__EXERCISE__. Can you update the records from the line containing "code-setter-line: public void" through the line containing "property-info-box: Name: P" by replacing "code-text" with "code-snippet" and leaving everything else unchanged?

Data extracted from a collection
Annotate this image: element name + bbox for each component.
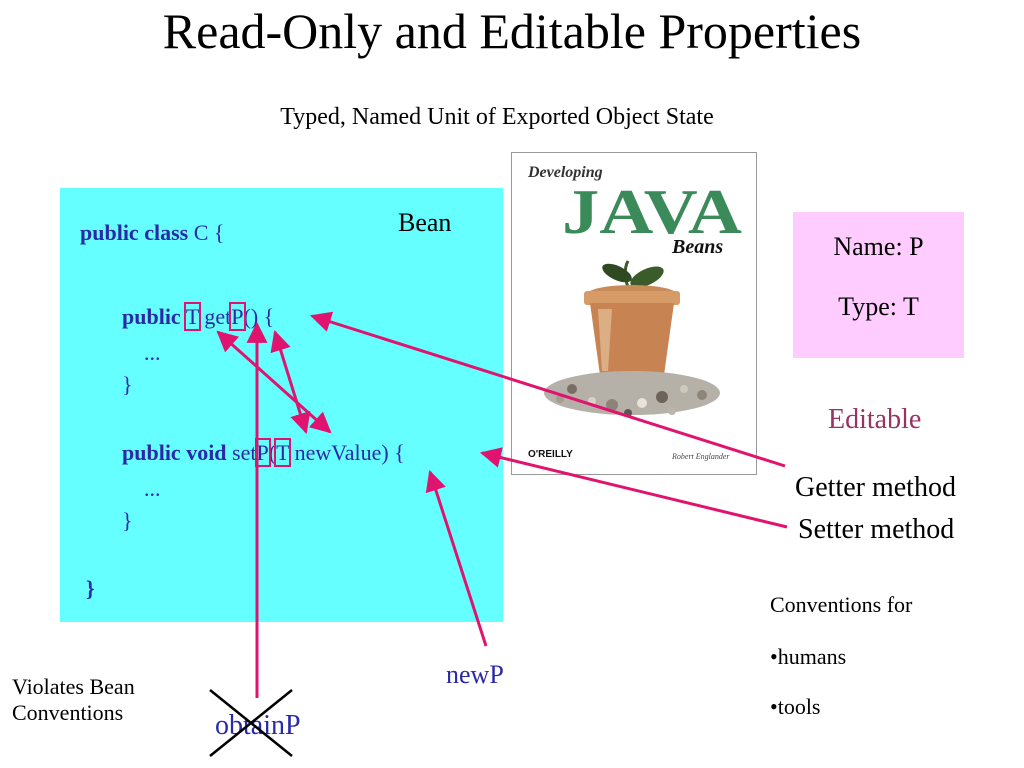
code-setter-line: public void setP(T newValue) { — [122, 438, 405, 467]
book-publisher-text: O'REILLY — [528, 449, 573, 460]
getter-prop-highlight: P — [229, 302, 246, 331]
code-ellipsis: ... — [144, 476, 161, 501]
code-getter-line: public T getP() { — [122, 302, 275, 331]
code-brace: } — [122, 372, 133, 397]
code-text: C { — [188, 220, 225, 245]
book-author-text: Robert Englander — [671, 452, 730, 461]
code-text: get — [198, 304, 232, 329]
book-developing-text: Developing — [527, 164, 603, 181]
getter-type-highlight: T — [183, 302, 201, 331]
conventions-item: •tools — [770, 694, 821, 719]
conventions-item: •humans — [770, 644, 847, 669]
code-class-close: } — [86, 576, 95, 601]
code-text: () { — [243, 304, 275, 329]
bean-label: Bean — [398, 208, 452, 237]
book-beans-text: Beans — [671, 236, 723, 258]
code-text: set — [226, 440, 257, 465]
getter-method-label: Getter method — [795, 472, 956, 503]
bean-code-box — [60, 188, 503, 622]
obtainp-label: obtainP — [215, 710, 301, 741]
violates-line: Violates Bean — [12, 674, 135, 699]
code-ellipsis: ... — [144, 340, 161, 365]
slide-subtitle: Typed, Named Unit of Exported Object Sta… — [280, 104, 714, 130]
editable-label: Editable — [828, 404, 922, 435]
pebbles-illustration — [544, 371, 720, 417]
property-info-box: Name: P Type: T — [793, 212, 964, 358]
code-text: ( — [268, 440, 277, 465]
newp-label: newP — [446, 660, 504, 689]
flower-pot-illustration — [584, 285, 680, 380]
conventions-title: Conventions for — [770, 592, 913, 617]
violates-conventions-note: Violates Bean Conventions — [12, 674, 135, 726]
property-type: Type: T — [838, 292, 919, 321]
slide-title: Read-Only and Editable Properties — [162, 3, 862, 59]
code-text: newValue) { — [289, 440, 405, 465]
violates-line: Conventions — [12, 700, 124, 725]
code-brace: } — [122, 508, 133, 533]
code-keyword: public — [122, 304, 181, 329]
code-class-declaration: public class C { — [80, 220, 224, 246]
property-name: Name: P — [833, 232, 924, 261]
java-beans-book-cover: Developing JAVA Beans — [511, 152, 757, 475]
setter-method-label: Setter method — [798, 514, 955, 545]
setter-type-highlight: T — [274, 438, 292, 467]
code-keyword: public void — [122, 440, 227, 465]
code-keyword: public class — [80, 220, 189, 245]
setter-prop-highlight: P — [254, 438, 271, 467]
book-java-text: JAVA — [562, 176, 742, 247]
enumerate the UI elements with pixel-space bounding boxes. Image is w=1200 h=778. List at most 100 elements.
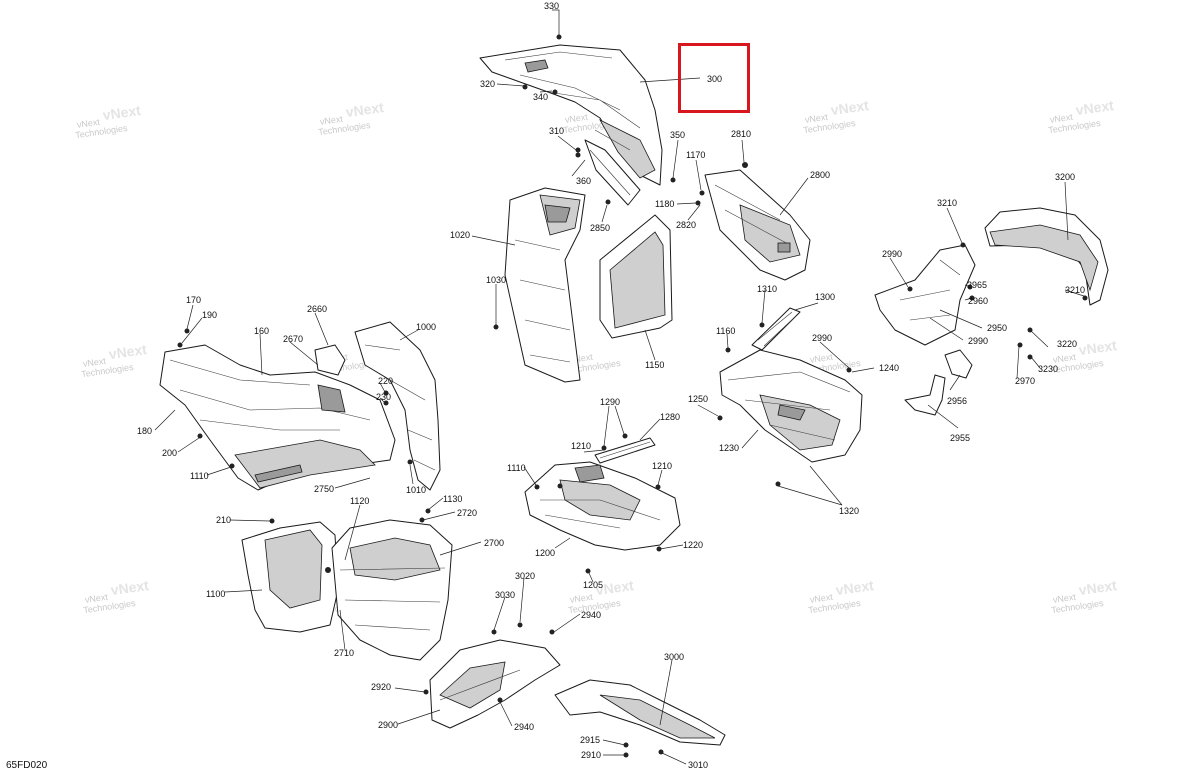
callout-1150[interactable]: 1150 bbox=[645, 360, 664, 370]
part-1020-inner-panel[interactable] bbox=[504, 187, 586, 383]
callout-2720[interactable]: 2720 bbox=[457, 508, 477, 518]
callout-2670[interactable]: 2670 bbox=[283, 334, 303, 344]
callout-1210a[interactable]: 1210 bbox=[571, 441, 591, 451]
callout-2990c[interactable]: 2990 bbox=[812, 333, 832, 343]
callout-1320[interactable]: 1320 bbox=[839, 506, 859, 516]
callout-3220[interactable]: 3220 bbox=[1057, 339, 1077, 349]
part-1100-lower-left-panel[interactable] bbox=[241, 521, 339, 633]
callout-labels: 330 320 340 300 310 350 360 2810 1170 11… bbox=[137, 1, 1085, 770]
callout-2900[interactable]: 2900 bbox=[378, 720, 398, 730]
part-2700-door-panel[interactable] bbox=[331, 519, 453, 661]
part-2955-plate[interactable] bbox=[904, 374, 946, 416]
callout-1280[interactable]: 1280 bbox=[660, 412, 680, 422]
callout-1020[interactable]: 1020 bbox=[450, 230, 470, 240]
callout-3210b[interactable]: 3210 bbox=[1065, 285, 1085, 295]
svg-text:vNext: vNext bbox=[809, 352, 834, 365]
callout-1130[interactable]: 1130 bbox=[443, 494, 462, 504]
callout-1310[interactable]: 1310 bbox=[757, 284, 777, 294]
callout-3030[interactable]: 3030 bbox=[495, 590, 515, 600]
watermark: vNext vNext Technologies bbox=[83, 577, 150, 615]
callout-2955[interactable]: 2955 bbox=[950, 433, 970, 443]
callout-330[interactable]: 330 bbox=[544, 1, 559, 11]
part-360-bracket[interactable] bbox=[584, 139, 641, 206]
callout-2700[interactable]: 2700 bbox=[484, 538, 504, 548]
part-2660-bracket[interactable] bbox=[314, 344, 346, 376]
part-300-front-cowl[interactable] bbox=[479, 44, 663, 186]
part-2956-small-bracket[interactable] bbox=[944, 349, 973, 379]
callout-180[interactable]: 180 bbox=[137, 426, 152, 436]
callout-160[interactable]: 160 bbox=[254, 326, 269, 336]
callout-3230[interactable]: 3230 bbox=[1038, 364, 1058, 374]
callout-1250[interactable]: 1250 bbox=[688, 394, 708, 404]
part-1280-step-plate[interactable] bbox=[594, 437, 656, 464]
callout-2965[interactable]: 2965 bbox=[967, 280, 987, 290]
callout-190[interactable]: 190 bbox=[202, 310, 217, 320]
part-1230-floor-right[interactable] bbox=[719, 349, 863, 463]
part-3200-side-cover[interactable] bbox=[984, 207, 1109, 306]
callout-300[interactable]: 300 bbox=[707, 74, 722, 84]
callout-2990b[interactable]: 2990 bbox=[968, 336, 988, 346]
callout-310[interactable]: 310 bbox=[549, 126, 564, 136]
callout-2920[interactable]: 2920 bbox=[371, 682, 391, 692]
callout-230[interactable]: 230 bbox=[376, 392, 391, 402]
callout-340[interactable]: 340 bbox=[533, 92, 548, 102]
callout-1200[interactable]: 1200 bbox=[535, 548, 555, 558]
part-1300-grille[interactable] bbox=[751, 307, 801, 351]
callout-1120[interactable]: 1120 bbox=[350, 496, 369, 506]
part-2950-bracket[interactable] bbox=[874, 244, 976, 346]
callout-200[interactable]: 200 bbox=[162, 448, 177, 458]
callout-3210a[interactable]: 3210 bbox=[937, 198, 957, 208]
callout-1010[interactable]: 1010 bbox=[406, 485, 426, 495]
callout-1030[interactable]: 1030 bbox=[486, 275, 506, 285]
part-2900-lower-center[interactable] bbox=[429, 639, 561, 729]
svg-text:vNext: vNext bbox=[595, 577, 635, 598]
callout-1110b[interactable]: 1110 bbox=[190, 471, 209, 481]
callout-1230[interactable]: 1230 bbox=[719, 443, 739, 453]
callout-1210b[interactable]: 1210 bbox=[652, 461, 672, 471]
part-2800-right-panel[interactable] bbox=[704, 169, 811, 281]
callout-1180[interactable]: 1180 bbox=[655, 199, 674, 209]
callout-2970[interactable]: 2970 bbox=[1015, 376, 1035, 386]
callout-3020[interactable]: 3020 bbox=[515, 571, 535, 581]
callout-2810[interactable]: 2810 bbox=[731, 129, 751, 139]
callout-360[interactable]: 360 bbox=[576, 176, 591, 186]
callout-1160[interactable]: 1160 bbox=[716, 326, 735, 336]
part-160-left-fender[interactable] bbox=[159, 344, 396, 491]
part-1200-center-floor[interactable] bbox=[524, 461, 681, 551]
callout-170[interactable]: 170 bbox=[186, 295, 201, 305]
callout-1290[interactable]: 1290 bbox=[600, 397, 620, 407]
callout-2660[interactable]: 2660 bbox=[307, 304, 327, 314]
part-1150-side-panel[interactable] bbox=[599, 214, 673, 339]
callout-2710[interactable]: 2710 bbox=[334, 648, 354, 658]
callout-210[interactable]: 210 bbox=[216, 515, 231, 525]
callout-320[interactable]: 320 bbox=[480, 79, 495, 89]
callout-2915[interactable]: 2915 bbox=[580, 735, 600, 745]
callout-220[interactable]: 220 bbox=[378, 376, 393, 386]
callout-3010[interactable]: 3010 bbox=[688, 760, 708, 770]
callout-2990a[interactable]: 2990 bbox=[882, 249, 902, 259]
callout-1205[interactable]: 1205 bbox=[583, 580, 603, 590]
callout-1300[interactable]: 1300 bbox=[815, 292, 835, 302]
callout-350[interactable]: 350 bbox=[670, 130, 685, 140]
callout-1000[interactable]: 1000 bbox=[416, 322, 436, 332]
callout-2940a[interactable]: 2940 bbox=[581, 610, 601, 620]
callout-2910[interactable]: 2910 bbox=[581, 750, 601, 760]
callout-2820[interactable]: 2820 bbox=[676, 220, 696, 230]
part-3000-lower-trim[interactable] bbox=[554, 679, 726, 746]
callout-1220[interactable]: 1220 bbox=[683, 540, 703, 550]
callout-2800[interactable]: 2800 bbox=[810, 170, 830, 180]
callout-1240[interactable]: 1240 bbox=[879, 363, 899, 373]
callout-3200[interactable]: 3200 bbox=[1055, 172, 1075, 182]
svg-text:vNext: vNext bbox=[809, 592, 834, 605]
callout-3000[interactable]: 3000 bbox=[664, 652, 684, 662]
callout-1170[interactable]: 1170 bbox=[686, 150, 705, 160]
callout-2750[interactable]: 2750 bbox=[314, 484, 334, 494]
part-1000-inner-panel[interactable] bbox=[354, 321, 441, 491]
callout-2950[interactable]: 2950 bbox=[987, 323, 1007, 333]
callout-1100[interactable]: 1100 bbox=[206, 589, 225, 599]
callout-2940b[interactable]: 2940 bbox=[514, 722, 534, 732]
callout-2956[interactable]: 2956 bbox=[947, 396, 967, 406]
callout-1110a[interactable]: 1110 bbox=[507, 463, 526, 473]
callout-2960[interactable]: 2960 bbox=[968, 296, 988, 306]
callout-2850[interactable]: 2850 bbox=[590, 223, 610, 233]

__OUTPUT OF THE TASK__.
code-setter-line: public void setP(T newValue) { — [122, 438, 405, 467]
book-publisher-text: O'REILLY — [528, 449, 573, 460]
getter-prop-highlight: P — [229, 302, 246, 331]
code-ellipsis: ... — [144, 476, 161, 501]
code-getter-line: public T getP() { — [122, 302, 275, 331]
code-brace: } — [122, 372, 133, 397]
code-snippet: C { — [188, 220, 225, 245]
book-author-text: Robert Englander — [671, 452, 730, 461]
code-snippet: get — [198, 304, 232, 329]
book-developing-text: Developing — [527, 164, 603, 181]
getter-type-highlight: T — [183, 302, 201, 331]
conventions-item: •tools — [770, 694, 821, 719]
conventions-item: •humans — [770, 644, 847, 669]
code-class-close: } — [86, 576, 95, 601]
code-snippet: () { — [243, 304, 275, 329]
bean-label: Bean — [398, 208, 452, 237]
book-beans-text: Beans — [671, 236, 723, 258]
code-snippet: set — [226, 440, 257, 465]
getter-method-label: Getter method — [795, 472, 956, 503]
bean-code-box — [60, 188, 503, 622]
obtainp-label: obtainP — [215, 710, 301, 741]
violates-line: Violates Bean — [12, 674, 135, 699]
code-ellipsis: ... — [144, 340, 161, 365]
slide-subtitle: Typed, Named Unit of Exported Object Sta… — [280, 104, 714, 130]
editable-label: Editable — [828, 404, 922, 435]
pebbles-illustration — [544, 371, 720, 417]
property-info-box: Name: P Type: T — [793, 212, 964, 358]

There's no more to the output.